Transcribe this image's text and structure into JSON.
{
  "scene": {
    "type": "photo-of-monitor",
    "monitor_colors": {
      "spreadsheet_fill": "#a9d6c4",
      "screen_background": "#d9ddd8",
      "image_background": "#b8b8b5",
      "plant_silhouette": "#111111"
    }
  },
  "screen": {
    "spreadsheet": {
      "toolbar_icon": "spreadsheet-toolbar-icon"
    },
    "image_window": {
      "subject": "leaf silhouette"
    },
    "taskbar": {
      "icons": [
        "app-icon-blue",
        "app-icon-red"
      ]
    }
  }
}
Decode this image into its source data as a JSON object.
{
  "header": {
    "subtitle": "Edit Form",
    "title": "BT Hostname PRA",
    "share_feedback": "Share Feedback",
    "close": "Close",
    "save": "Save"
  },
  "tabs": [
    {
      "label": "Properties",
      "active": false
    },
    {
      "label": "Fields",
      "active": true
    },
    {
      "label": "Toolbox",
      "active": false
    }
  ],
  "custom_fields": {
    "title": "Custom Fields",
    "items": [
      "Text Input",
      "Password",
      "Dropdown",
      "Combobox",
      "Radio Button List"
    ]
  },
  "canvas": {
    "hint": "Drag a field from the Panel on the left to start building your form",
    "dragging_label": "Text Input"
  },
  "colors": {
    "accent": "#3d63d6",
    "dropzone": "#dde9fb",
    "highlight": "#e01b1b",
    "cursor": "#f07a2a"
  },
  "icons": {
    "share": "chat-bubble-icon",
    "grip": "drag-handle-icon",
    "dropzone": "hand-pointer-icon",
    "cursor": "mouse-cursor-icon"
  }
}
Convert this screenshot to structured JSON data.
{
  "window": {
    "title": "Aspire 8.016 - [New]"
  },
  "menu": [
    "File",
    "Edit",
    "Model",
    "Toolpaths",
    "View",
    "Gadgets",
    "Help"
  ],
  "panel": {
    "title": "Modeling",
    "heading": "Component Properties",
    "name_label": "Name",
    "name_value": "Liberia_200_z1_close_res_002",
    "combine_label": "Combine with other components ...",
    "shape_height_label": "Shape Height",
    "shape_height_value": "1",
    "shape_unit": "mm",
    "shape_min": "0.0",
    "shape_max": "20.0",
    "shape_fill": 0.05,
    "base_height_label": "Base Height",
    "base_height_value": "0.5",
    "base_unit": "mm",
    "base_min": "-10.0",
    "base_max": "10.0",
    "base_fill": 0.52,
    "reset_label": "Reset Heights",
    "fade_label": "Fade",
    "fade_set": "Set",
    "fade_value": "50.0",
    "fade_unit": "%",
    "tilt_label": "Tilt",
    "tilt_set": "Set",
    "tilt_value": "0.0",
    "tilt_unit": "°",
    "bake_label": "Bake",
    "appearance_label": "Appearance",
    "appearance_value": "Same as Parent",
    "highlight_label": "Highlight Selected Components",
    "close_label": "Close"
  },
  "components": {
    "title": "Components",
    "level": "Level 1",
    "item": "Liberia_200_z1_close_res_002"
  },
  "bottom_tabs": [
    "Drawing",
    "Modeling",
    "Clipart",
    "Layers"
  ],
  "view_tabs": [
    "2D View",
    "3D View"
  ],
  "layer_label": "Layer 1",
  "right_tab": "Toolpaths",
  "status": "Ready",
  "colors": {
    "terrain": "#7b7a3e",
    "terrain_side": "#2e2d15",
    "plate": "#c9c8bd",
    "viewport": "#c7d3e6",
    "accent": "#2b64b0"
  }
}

# # #

_Task goal:_ Give an exact copy of all the data shown above.

_Output:_
Transcribe this image's text and structure into JSON.
{
  "scene": {
    "type": "photo-of-monitor",
    "monitor_colors": {
      "spreadsheet_fill": "#a9d6c4",
      "screen_background": "#d9ddd8",
      "image_background": "#b8b8b5",
      "plant_silhouette": "#111111"
    }
  },
  "screen": {
    "spreadsheet": {
      "toolbar_icon": "spreadsheet-toolbar-icon"
    },
    "image_window": {
      "subject": "leaf silhouette"
    },
    "taskbar": {
      "icons": [
        "app-icon-blue",
        "app-icon-red"
      ]
    }
  }
}
Decode this image into its source data as a JSON object.
{
  "header": {
    "subtitle": "Edit Form",
    "title": "BT Hostname PRA",
    "share_feedback": "Share Feedback",
    "close": "Close",
    "save": "Save"
  },
  "tabs": [
    {
      "label": "Properties",
      "active": false
    },
    {
      "label": "Fields",
      "active": true
    },
    {
      "label": "Toolbox",
      "active": false
    }
  ],
  "custom_fields": {
    "title": "Custom Fields",
    "items": [
      "Text Input",
      "Password",
      "Dropdown",
      "Combobox",
      "Radio Button List"
    ]
  },
  "canvas": {
    "hint": "Drag a field from the Panel on the left to start building your form",
    "dragging_label": "Text Input"
  },
  "colors": {
    "accent": "#3d63d6",
    "dropzone": "#dde9fb",
    "highlight": "#e01b1b",
    "cursor": "#f07a2a"
  },
  "icons": {
    "share": "chat-bubble-icon",
    "grip": "drag-handle-icon",
    "dropzone": "hand-pointer-icon",
    "cursor": "mouse-cursor-icon"
  }
}
Convert this screenshot to structured JSON data.
{
  "window": {
    "title": "Aspire 8.016 - [New]"
  },
  "menu": [
    "File",
    "Edit",
    "Model",
    "Toolpaths",
    "View",
    "Gadgets",
    "Help"
  ],
  "panel": {
    "title": "Modeling",
    "heading": "Component Properties",
    "name_label": "Name",
    "name_value": "Liberia_200_z1_close_res_002",
    "combine_label": "Combine with other components ...",
    "shape_height_label": "Shape Height",
    "shape_height_value": "1",
    "shape_unit": "mm",
    "shape_min": "0.0",
    "shape_max": "20.0",
    "shape_fill": 0.05,
    "base_height_label": "Base Height",
    "base_height_value": "0.5",
    "base_unit": "mm",
    "base_min": "-10.0",
    "base_max": "10.0",
    "base_fill": 0.52,
    "reset_label": "Reset Heights",
    "fade_label": "Fade",
    "fade_set": "Set",
    "fade_value": "50.0",
    "fade_unit": "%",
    "tilt_label": "Tilt",
    "tilt_set": "Set",
    "tilt_value": "0.0",
    "tilt_unit": "°",
    "bake_label": "Bake",
    "appearance_label": "Appearance",
    "appearance_value": "Same as Parent",
    "highlight_label": "Highlight Selected Components",
    "close_label": "Close"
  },
  "components": {
    "title": "Components",
    "level": "Level 1",
    "item": "Liberia_200_z1_close_res_002"
  },
  "bottom_tabs": [
    "Drawing",
    "Modeling",
    "Clipart",
    "Layers"
  ],
  "view_tabs": [
    "2D View",
    "3D View"
  ],
  "layer_label": "Layer 1",
  "right_tab": "Toolpaths",
  "status": "Ready",
  "colors": {
    "terrain": "#7b7a3e",
    "terrain_side": "#2e2d15",
    "plate": "#c9c8bd",
    "viewport": "#c7d3e6",
    "accent": "#2b64b0"
  }
}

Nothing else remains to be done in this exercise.